What to work on – Take every line where the string "team" appears and copy it.

Data for this task –

※

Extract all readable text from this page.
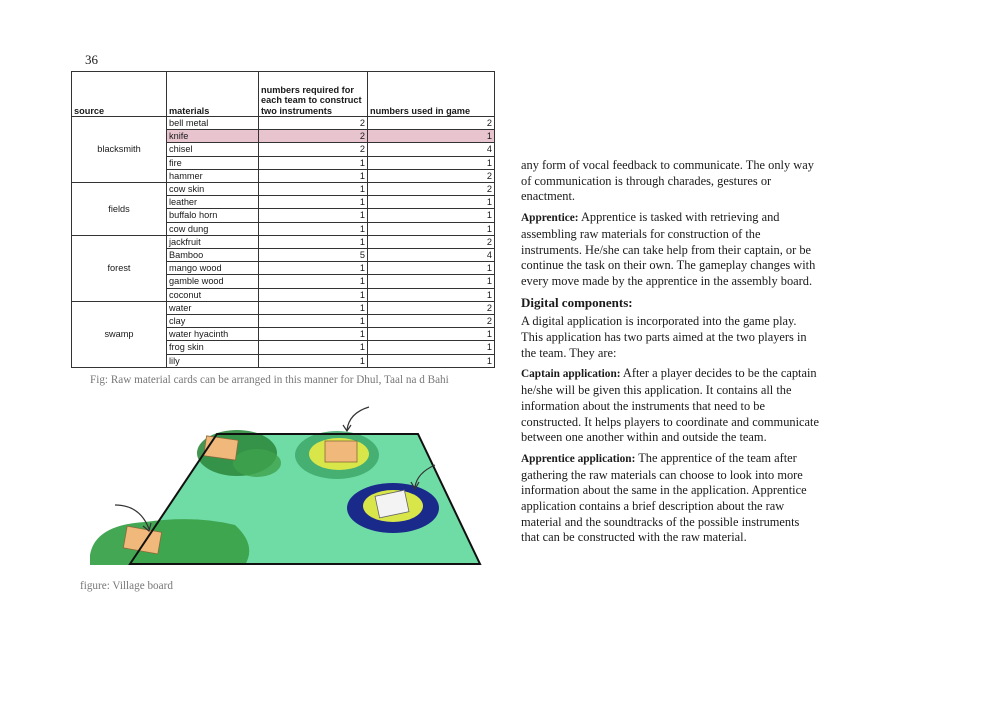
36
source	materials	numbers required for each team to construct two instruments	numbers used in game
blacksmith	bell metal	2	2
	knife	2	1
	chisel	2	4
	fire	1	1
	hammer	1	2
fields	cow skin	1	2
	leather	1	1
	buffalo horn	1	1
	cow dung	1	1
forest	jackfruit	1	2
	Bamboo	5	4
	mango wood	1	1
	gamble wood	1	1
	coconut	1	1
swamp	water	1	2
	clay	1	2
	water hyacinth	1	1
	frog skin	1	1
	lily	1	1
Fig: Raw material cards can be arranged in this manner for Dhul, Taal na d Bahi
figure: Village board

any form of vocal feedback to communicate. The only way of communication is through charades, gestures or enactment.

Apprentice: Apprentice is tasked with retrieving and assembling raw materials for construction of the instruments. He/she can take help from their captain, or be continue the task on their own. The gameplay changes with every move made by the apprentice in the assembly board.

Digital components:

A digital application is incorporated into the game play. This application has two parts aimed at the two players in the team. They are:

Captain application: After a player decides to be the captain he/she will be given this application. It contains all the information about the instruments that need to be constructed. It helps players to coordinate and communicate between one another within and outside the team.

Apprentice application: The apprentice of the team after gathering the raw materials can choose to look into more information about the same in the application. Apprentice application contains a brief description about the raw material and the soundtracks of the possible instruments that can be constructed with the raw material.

※

Solution to this exercise –
source	materials	numbers required for each team to construct two instruments	numbers used in game
A digital application is incorporated into the game play. This application has two parts aimed at the two players in the team. They are:
Captain application: After a player decides to be the captain he/she will be given this application. It contains all the information about the instruments that need to be constructed. It helps players to coordinate and communicate between one another within and outside the team.
Apprentice application: The apprentice of the team after gathering the raw materials can choose to look into more information about the same in the application. Apprentice application contains a brief description about the raw material and the soundtracks of the possible instruments that can be constructed with the raw material.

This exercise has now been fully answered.